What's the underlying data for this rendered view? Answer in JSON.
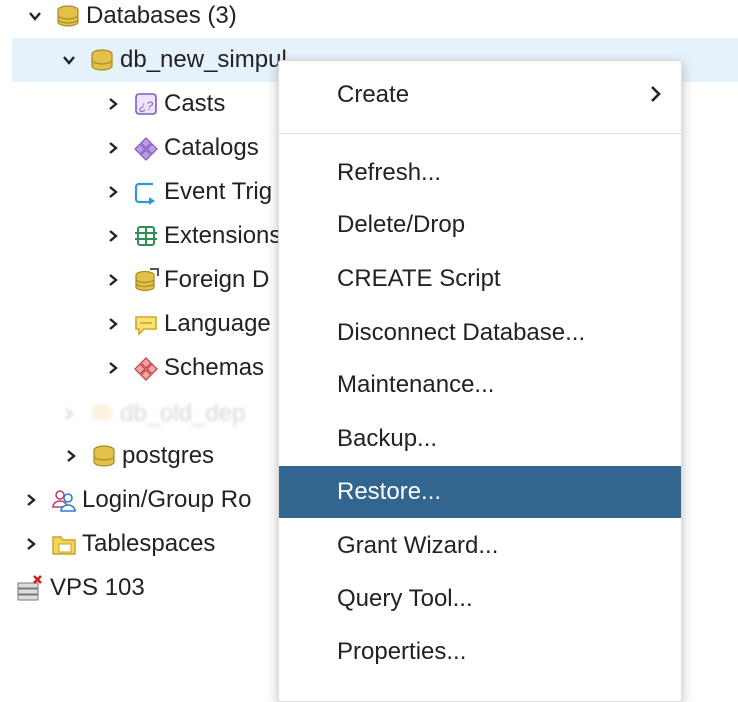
{
  "tree": {
    "databases": "Databases (3)",
    "db_selected": "db_new_simpul",
    "children": [
      "Casts",
      "Catalogs",
      "Event Trig",
      "Extensions",
      "Foreign D",
      "Language",
      "Schemas"
    ],
    "blurred_db": "db_old_dep",
    "postgres": "postgres",
    "login_roles": "Login/Group Ro",
    "tablespaces": "Tablespaces",
    "server": "VPS 103"
  },
  "context_menu": {
    "create": "Create",
    "items": [
      "Refresh...",
      "Delete/Drop",
      "CREATE Script",
      "Disconnect Database...",
      "Maintenance...",
      "Backup...",
      "Restore...",
      "Grant Wizard...",
      "Query Tool...",
      "Properties..."
    ],
    "active": "Restore..."
  },
  "colors": {
    "selected_row": "#e5f1fb",
    "menu_active_bg": "#326690",
    "db_icon": "#d9b63a"
  },
  "icons": {
    "databases": "database-stack-icon",
    "db": "database-icon",
    "casts": "casts-icon",
    "catalogs": "catalog-icon",
    "event_triggers": "event-trigger-icon",
    "extensions": "extension-icon",
    "foreign": "foreign-data-wrapper-icon",
    "languages": "language-icon",
    "schemas": "schema-icon",
    "login": "login-group-roles-icon",
    "tablespaces": "tablespace-folder-icon",
    "server": "server-disconnected-icon"
  }
}
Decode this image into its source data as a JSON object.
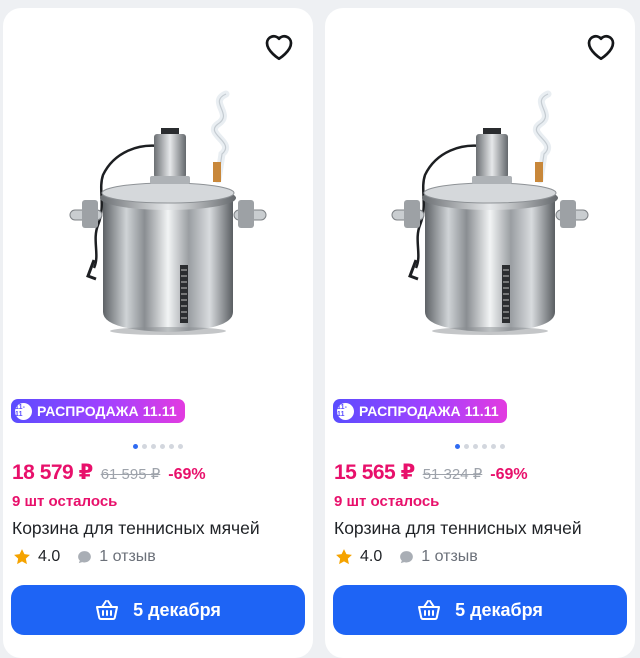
{
  "colors": {
    "accent_pink": "#e8106b",
    "button_blue": "#1e64f5",
    "promo_gradient": [
      "#5a4dff",
      "#a341ff",
      "#e23be0"
    ]
  },
  "products": [
    {
      "promo_label": "РАСПРОДАЖА 11.11",
      "promo_icon_text": "11-11",
      "price": "18 579 ₽",
      "old_price": "61 595 ₽",
      "discount": "-69%",
      "stock": "9 шт осталось",
      "title": "Корзина для теннисных мячей",
      "rating": "4.0",
      "reviews": "1 отзыв",
      "button_label": "5 декабря",
      "gallery_dots": 6,
      "gallery_active": 0
    },
    {
      "promo_label": "РАСПРОДАЖА 11.11",
      "promo_icon_text": "11-11",
      "price": "15 565 ₽",
      "old_price": "51 324 ₽",
      "discount": "-69%",
      "stock": "9 шт осталось",
      "title": "Корзина для теннисных мячей",
      "rating": "4.0",
      "reviews": "1 отзыв",
      "button_label": "5 декабря",
      "gallery_dots": 6,
      "gallery_active": 0
    }
  ]
}
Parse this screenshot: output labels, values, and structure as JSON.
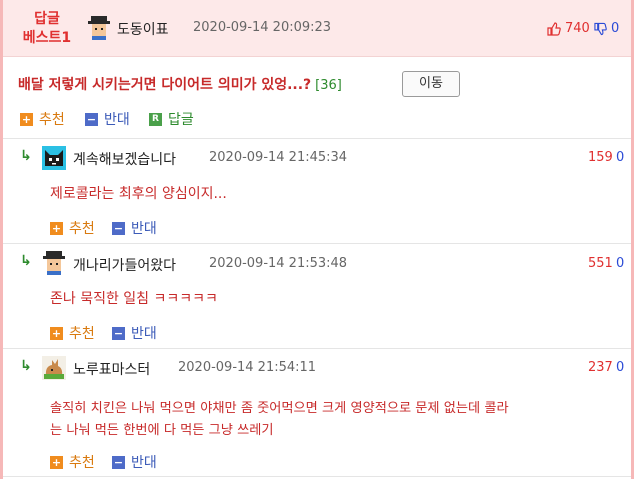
{
  "best_post": {
    "badge": "답글\n베스트1",
    "author": "도동이표",
    "datetime": "2020-09-14 20:09:23",
    "up_count": "740",
    "down_count": "0",
    "title": "배달 저렇게 시키는거면 다이어트 의미가 있엉...?",
    "comment_count": "[36]",
    "move_button": "이동",
    "actions": {
      "recommend": "추천",
      "oppose": "반대",
      "reply": "답글"
    },
    "reply_icon_text": "R"
  },
  "comments": [
    {
      "author": "계속해보겠습니다",
      "datetime": "2020-09-14 21:45:34",
      "up_count": "159",
      "down_count": "0",
      "text": "제로콜라는 최후의 양심이지...",
      "recommend": "추천",
      "oppose": "반대"
    },
    {
      "author": "개나리가들어왔다",
      "datetime": "2020-09-14 21:53:48",
      "up_count": "551",
      "down_count": "0",
      "text": "존나 묵직한 일침 ㅋㅋㅋㅋㅋ",
      "recommend": "추천",
      "oppose": "반대"
    },
    {
      "author": "노루표마스터",
      "datetime": "2020-09-14 21:54:11",
      "up_count": "237",
      "down_count": "0",
      "text_line1": "솔직히 치킨은 나눠 먹으면 야채만 좀 줏어먹으면 크게 영양적으로 문제 없는데 콜라",
      "text_line2": "는 나눠 먹든 한번에 다 먹든 그냥 쓰레기",
      "recommend": "추천",
      "oppose": "반대"
    }
  ],
  "icons": {
    "thumbs_up": "thumbs-up-icon",
    "thumbs_down": "thumbs-down-icon",
    "reply_arrow": "reply-arrow-icon"
  },
  "colors": {
    "accent_red": "#e03030",
    "header_bg": "#fde9e9",
    "border_pink": "#f6b8b8",
    "link_blue": "#2b4bd6",
    "recommend_orange": "#f08c1e",
    "oppose_blue": "#4e6bc8"
  }
}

» THE TASK: Lines that hold the word "server" are the ones to return, every one of them.

» OUTPUT:
    "server": "VPS 103"
    "server": "server-disconnected-icon"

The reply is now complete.